The problem:
Will you quote all of the entries, word for word?

Collected data entries:
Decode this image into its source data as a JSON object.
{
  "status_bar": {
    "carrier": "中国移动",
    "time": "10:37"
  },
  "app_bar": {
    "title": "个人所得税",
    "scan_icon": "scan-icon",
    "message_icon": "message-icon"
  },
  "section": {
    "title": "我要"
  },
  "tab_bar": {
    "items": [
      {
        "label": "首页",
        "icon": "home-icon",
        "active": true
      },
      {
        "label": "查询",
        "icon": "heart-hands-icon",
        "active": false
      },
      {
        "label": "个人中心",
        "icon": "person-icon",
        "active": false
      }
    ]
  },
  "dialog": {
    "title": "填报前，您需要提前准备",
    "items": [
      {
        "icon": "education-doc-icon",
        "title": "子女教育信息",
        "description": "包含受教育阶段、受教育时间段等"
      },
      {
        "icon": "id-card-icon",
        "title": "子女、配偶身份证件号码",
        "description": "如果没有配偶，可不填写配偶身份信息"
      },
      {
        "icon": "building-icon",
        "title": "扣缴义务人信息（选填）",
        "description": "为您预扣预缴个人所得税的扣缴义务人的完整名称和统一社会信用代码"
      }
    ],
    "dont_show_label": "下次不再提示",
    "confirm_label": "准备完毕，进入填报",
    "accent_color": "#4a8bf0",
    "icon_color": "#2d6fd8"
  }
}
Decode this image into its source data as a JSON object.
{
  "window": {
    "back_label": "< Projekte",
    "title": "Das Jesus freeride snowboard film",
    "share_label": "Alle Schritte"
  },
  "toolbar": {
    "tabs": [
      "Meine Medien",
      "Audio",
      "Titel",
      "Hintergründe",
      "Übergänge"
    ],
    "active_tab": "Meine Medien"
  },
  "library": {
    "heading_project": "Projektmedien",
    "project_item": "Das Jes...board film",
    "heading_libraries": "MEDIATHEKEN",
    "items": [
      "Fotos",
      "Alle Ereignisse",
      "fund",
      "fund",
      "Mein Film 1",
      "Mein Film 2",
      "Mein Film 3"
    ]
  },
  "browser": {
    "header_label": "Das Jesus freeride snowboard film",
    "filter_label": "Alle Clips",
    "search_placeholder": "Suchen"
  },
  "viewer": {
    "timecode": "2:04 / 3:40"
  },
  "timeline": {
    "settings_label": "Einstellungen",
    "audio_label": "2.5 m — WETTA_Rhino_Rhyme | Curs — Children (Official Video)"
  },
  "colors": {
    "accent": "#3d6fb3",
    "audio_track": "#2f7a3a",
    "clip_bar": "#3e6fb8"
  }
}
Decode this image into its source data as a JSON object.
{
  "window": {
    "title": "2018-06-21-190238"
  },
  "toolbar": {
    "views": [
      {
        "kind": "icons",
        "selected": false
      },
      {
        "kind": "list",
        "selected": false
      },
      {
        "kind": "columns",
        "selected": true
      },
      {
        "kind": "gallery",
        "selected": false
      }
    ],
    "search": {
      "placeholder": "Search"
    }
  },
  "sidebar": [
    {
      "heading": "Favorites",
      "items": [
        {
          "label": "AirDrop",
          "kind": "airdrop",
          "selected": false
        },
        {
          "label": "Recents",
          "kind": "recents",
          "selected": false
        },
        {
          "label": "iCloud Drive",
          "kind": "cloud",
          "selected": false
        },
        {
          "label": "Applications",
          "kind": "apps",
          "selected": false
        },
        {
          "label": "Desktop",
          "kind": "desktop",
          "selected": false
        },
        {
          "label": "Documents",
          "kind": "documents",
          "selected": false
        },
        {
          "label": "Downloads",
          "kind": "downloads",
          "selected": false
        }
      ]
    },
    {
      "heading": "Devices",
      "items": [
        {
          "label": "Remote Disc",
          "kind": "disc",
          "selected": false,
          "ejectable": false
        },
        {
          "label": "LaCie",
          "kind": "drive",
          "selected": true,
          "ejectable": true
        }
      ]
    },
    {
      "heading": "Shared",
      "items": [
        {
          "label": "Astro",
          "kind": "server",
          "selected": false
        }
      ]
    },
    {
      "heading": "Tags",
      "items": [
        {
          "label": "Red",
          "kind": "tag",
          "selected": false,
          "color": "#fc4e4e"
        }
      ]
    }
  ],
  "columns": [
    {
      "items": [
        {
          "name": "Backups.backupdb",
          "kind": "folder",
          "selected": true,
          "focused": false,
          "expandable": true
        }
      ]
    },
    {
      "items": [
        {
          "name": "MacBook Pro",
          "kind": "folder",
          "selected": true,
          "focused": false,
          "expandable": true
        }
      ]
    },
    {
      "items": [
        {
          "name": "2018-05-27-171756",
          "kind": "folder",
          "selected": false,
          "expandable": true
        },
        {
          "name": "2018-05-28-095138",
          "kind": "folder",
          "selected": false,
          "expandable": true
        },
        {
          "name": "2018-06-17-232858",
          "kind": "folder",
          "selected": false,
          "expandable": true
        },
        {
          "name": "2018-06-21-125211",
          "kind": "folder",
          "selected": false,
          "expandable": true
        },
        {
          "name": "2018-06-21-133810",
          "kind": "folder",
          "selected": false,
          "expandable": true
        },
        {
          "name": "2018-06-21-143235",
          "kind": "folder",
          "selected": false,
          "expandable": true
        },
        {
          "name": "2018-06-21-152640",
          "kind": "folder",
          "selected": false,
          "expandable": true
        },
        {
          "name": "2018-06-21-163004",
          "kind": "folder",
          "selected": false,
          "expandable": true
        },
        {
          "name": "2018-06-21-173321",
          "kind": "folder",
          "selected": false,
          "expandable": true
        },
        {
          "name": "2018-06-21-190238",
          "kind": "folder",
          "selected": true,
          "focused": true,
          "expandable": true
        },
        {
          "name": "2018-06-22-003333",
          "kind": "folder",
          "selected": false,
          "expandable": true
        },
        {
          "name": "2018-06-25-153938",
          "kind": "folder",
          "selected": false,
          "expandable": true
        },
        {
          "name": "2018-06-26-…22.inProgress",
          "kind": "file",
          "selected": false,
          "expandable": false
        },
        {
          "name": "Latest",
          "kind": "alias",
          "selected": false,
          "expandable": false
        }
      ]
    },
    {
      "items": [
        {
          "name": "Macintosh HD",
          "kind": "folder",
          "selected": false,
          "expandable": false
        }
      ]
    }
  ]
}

Answer to this exercise:
Decode this image into its source data as a JSON object.
{
  "status_bar": {
    "carrier": "中国移动",
    "time": "10:37"
  },
  "app_bar": {
    "title": "个人所得税",
    "scan_icon": "scan-icon",
    "message_icon": "message-icon"
  },
  "section": {
    "title": "我要"
  },
  "tab_bar": {
    "items": [
      {
        "label": "首页",
        "icon": "home-icon",
        "active": true
      },
      {
        "label": "查询",
        "icon": "heart-hands-icon",
        "active": false
      },
      {
        "label": "个人中心",
        "icon": "person-icon",
        "active": false
      }
    ]
  },
  "dialog": {
    "title": "填报前，您需要提前准备",
    "items": [
      {
        "icon": "education-doc-icon",
        "title": "子女教育信息",
        "description": "包含受教育阶段、受教育时间段等"
      },
      {
        "icon": "id-card-icon",
        "title": "子女、配偶身份证件号码",
        "description": "如果没有配偶，可不填写配偶身份信息"
      },
      {
        "icon": "building-icon",
        "title": "扣缴义务人信息（选填）",
        "description": "为您预扣预缴个人所得税的扣缴义务人的完整名称和统一社会信用代码"
      }
    ],
    "dont_show_label": "下次不再提示",
    "confirm_label": "准备完毕，进入填报",
    "accent_color": "#4a8bf0",
    "icon_color": "#2d6fd8"
  }
}
Decode this image into its source data as a JSON object.
{
  "window": {
    "back_label": "< Projekte",
    "title": "Das Jesus freeride snowboard film",
    "share_label": "Alle Schritte"
  },
  "toolbar": {
    "tabs": [
      "Meine Medien",
      "Audio",
      "Titel",
      "Hintergründe",
      "Übergänge"
    ],
    "active_tab": "Meine Medien"
  },
  "library": {
    "heading_project": "Projektmedien",
    "project_item": "Das Jes...board film",
    "heading_libraries": "MEDIATHEKEN",
    "items": [
      "Fotos",
      "Alle Ereignisse",
      "fund",
      "fund",
      "Mein Film 1",
      "Mein Film 2",
      "Mein Film 3"
    ]
  },
  "browser": {
    "header_label": "Das Jesus freeride snowboard film",
    "filter_label": "Alle Clips",
    "search_placeholder": "Suchen"
  },
  "viewer": {
    "timecode": "2:04 / 3:40"
  },
  "timeline": {
    "settings_label": "Einstellungen",
    "audio_label": "2.5 m — WETTA_Rhino_Rhyme | Curs — Children (Official Video)"
  },
  "colors": {
    "accent": "#3d6fb3",
    "audio_track": "#2f7a3a",
    "clip_bar": "#3e6fb8"
  }
}
Decode this image into its source data as a JSON object.
{
  "window": {
    "title": "2018-06-21-190238"
  },
  "toolbar": {
    "views": [
      {
        "kind": "icons",
        "selected": false
      },
      {
        "kind": "list",
        "selected": false
      },
      {
        "kind": "columns",
        "selected": true
      },
      {
        "kind": "gallery",
        "selected": false
      }
    ],
    "search": {
      "placeholder": "Search"
    }
  },
  "sidebar": [
    {
      "heading": "Favorites",
      "items": [
        {
          "label": "AirDrop",
          "kind": "airdrop",
          "selected": false
        },
        {
          "label": "Recents",
          "kind": "recents",
          "selected": false
        },
        {
          "label": "iCloud Drive",
          "kind": "cloud",
          "selected": false
        },
        {
          "label": "Applications",
          "kind": "apps",
          "selected": false
        },
        {
          "label": "Desktop",
          "kind": "desktop",
          "selected": false
        },
        {
          "label": "Documents",
          "kind": "documents",
          "selected": false
        },
        {
          "label": "Downloads",
          "kind": "downloads",
          "selected": false
        }
      ]
    },
    {
      "heading": "Devices",
      "items": [
        {
          "label": "Remote Disc",
          "kind": "disc",
          "selected": false,
          "ejectable": false
        },
        {
          "label": "LaCie",
          "kind": "drive",
          "selected": true,
          "ejectable": true
        }
      ]
    },
    {
      "heading": "Shared",
      "items": [
        {
          "label": "Astro",
          "kind": "server",
          "selected": false
        }
      ]
    },
    {
      "heading": "Tags",
      "items": [
        {
          "label": "Red",
          "kind": "tag",
          "selected": false,
          "color": "#fc4e4e"
        }
      ]
    }
  ],
  "columns": [
    {
      "items": [
        {
          "name": "Backups.backupdb",
          "kind": "folder",
          "selected": true,
          "focused": false,
          "expandable": true
        }
      ]
    },
    {
      "items": [
        {
          "name": "MacBook Pro",
          "kind": "folder",
          "selected": true,
          "focused": false,
          "expandable": true
        }
      ]
    },
    {
      "items": [
        {
          "name": "2018-05-27-171756",
          "kind": "folder",
          "selected": false,
          "expandable": true
        },
        {
          "name": "2018-05-28-095138",
          "kind": "folder",
          "selected": false,
          "expandable": true
        },
        {
          "name": "2018-06-17-232858",
          "kind": "folder",
          "selected": false,
          "expandable": true
        },
        {
          "name": "2018-06-21-125211",
          "kind": "folder",
          "selected": false,
          "expandable": true
        },
        {
          "name": "2018-06-21-133810",
          "kind": "folder",
          "selected": false,
          "expandable": true
        },
        {
          "name": "2018-06-21-143235",
          "kind": "folder",
          "selected": false,
          "expandable": true
        },
        {
          "name": "2018-06-21-152640",
          "kind": "folder",
          "selected": false,
          "expandable": true
        },
        {
          "name": "2018-06-21-163004",
          "kind": "folder",
          "selected": false,
          "expandable": true
        },
        {
          "name": "2018-06-21-173321",
          "kind": "folder",
          "selected": false,
          "expandable": true
        },
        {
          "name": "2018-06-21-190238",
          "kind": "folder",
          "selected": true,
          "focused": true,
          "expandable": true
        },
        {
          "name": "2018-06-22-003333",
          "kind": "folder",
          "selected": false,
          "expandable": true
        },
        {
          "name": "2018-06-25-153938",
          "kind": "folder",
          "selected": false,
          "expandable": true
        },
        {
          "name": "2018-06-26-…22.inProgress",
          "kind": "file",
          "selected": false,
          "expandable": false
        },
        {
          "name": "Latest",
          "kind": "alias",
          "selected": false,
          "expandable": false
        }
      ]
    },
    {
      "items": [
        {
          "name": "Macintosh HD",
          "kind": "folder",
          "selected": false,
          "expandable": false
        }
      ]
    }
  ]
}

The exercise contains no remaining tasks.